**Exercise**
Do not copy the pictures; transcribe all other material exactly.

**Excerpted records**
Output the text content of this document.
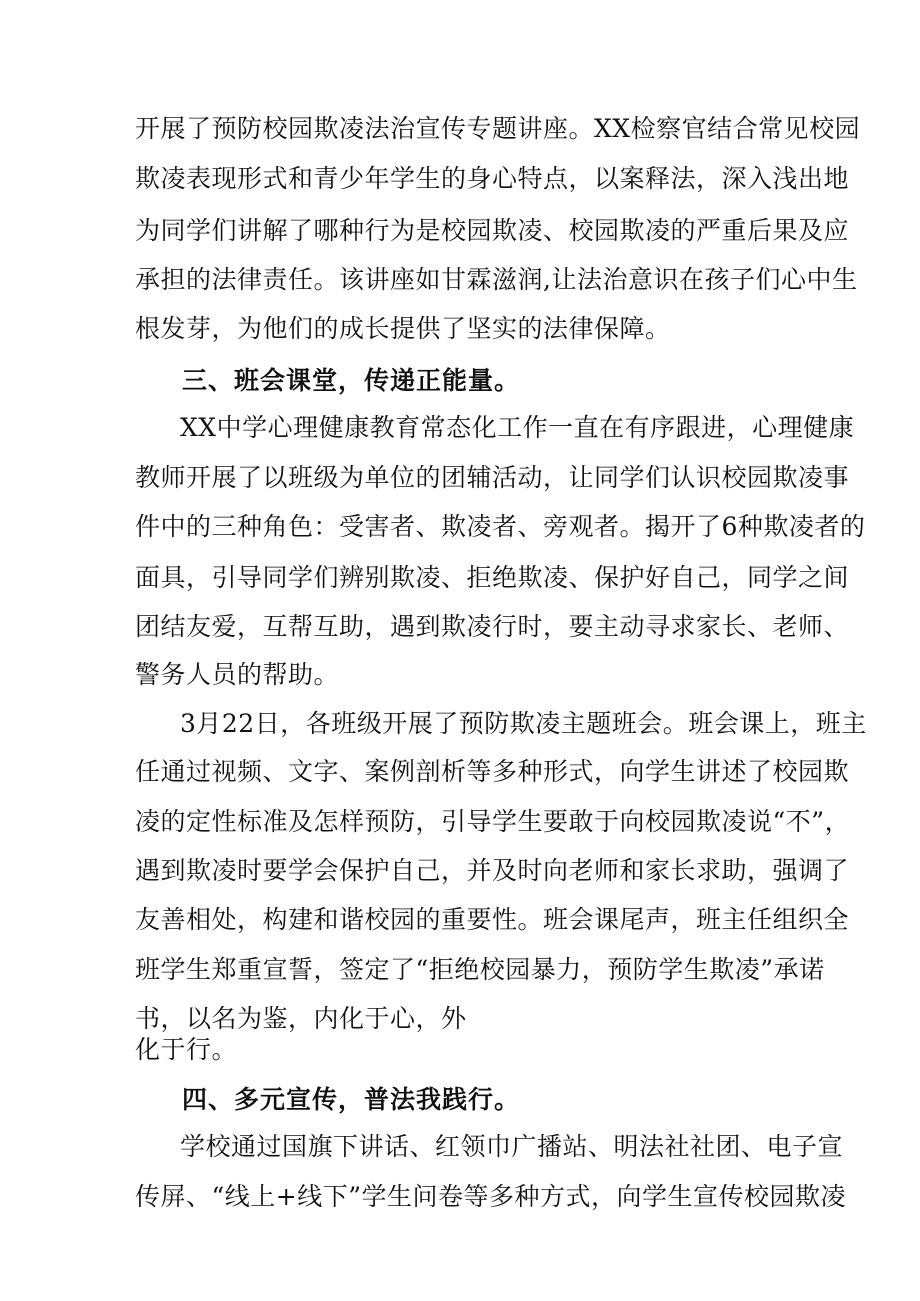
开展了预防校园欺凌法治宣传专题讲座。XX检察官结合常见校园
欺凌表现形式和青少年学生的身心特点，以案释法，深入浅出地
为同学们讲解了哪种行为是校园欺凌、校园欺凌的严重后果及应
承担的法律责任。该讲座如甘霖滋润,让法治意识在孩子们心中生
根发芽，为他们的成长提供了坚实的法律保障。
三、班会课堂，传递正能量。
XX中学心理健康教育常态化工作一直在有序跟进，心理健康
教师开展了以班级为单位的团辅活动，让同学们认识校园欺凌事
件中的三种角色：受害者、欺凌者、旁观者。揭开了6种欺凌者的
面具，引导同学们辨别欺凌、拒绝欺凌、保护好自己，同学之间
团结友爱，互帮互助，遇到欺凌行时，要主动寻求家长、老师、
警务人员的帮助。
3月22日，各班级开展了预防欺凌主题班会。班会课上，班主
任通过视频、文字、案例剖析等多种形式，向学生讲述了校园欺
凌的定性标准及怎样预防，引导学生要敢于向校园欺凌说“不”，
遇到欺凌时要学会保护自己，并及时向老师和家长求助，强调了
友善相处，构建和谐校园的重要性。班会课尾声，班主任组织全
班学生郑重宣誓，签定了“拒绝校园暴力，预防学生欺凌”承诺
书，以名为鉴，内化于心，外
化于行。
四、多元宣传，普法我践行。
学校通过国旗下讲话、红领巾广播站、明法社社团、电子宣
传屏、“线上+线下”学生问卷等多种方式，向学生宣传校园欺凌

**Exercise output**
Output the text content of this document.
开展了预防校园欺凌法治宣传专题讲座。XX检察官结合常见校园
欺凌表现形式和青少年学生的身心特点，以案释法，深入浅出地
为同学们讲解了哪种行为是校园欺凌、校园欺凌的严重后果及应
承担的法律责任。该讲座如甘霖滋润,让法治意识在孩子们心中生
根发芽，为他们的成长提供了坚实的法律保障。
三、班会课堂，传递正能量。
XX中学心理健康教育常态化工作一直在有序跟进，心理健康
教师开展了以班级为单位的团辅活动，让同学们认识校园欺凌事
件中的三种角色：受害者、欺凌者、旁观者。揭开了6种欺凌者的
面具，引导同学们辨别欺凌、拒绝欺凌、保护好自己，同学之间
团结友爱，互帮互助，遇到欺凌行时，要主动寻求家长、老师、
警务人员的帮助。
3月22日，各班级开展了预防欺凌主题班会。班会课上，班主
任通过视频、文字、案例剖析等多种形式，向学生讲述了校园欺
凌的定性标准及怎样预防，引导学生要敢于向校园欺凌说“不”，
遇到欺凌时要学会保护自己，并及时向老师和家长求助，强调了
友善相处，构建和谐校园的重要性。班会课尾声，班主任组织全
班学生郑重宣誓，签定了“拒绝校园暴力，预防学生欺凌”承诺
书，以名为鉴，内化于心，外
化于行。
四、多元宣传，普法我践行。
学校通过国旗下讲话、红领巾广播站、明法社社团、电子宣
传屏、“线上+线下”学生问卷等多种方式，向学生宣传校园欺凌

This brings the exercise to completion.